*** Data section

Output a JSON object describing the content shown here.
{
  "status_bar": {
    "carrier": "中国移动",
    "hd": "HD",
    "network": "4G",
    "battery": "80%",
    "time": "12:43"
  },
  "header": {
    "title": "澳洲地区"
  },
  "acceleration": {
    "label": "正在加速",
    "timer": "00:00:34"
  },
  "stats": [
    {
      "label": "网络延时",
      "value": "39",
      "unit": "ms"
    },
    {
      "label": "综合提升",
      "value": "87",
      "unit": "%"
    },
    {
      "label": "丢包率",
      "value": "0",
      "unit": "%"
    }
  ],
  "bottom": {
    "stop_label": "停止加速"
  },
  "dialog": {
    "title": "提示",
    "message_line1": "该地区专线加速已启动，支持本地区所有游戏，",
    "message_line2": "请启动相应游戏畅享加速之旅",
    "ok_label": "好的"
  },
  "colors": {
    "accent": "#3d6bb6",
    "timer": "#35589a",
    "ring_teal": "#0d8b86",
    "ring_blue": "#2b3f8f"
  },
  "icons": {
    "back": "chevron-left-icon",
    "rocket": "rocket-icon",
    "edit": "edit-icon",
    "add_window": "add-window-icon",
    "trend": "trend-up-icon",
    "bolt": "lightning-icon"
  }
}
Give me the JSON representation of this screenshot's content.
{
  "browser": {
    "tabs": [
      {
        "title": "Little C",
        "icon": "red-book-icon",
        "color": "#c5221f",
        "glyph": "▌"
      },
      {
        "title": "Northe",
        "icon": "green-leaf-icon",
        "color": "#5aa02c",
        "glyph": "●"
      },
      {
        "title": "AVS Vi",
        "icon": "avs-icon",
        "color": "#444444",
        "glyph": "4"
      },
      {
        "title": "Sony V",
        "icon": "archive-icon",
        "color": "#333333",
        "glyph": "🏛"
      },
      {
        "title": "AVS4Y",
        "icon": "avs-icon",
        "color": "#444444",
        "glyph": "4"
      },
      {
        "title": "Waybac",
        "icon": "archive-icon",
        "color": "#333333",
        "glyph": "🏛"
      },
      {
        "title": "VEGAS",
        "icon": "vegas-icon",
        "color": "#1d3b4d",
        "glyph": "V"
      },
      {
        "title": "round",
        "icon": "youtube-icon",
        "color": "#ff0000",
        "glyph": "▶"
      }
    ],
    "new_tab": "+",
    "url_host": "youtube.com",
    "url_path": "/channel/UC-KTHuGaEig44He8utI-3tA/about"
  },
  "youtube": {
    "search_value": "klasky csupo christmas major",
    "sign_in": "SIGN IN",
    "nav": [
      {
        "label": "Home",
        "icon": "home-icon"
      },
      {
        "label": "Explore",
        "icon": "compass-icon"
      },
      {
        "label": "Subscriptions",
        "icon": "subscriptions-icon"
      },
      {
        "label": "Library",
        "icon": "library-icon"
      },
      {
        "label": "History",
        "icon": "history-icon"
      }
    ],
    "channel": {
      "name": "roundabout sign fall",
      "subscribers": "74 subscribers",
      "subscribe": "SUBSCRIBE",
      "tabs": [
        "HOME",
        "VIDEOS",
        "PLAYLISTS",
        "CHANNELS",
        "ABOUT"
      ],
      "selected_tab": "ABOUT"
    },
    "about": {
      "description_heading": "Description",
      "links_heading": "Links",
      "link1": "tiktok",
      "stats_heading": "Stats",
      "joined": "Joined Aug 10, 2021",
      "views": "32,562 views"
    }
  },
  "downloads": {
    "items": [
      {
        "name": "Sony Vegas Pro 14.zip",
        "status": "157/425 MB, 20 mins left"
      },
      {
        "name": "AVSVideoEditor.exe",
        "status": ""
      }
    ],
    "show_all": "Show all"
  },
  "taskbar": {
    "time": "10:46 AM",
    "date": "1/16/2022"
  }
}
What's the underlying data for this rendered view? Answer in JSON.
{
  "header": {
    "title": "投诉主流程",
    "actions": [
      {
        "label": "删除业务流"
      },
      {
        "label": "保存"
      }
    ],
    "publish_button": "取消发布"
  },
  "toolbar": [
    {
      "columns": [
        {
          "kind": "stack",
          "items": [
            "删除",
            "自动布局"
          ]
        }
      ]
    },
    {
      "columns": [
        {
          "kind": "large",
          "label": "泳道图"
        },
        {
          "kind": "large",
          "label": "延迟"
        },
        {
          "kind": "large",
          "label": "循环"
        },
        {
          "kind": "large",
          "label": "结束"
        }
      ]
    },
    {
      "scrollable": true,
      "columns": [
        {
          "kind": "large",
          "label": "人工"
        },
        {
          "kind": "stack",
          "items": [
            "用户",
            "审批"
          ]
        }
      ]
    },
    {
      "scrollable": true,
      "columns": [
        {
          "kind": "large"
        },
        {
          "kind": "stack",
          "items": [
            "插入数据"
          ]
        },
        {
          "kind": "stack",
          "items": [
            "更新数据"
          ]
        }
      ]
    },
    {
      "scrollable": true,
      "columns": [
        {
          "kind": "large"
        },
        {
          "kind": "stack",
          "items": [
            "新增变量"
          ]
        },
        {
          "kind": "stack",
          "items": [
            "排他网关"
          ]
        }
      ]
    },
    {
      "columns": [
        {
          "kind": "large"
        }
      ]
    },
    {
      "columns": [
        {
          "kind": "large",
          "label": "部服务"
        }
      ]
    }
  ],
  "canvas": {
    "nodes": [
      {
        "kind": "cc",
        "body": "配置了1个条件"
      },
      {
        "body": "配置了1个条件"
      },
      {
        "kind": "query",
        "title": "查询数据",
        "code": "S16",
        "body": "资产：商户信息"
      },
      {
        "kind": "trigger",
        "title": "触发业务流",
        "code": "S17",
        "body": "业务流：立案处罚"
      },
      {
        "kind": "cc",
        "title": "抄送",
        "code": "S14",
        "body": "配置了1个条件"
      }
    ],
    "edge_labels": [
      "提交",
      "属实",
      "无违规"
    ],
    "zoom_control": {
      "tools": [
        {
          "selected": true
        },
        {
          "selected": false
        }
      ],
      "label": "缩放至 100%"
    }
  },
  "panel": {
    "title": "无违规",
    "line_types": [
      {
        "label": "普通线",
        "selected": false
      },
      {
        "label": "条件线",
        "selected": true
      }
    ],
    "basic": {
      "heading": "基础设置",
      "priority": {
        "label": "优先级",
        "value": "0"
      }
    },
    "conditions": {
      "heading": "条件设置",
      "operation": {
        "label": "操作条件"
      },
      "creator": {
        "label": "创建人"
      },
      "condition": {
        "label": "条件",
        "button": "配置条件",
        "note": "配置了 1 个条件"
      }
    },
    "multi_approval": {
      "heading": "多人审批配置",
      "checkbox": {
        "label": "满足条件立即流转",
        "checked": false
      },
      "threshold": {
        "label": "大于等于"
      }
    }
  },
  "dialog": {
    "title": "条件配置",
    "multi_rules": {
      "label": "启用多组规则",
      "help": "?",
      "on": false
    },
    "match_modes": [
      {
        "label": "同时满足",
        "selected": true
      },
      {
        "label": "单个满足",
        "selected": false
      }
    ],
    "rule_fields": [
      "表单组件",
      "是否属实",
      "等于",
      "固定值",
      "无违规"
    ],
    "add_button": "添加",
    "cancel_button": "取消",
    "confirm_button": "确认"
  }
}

******

▶ [What to produce] Read through the entries and copy each line in which "Sony" appears.

▶ [Final answer]
        "title": "Sony V",
        "name": "Sony Vegas Pro 14.zip",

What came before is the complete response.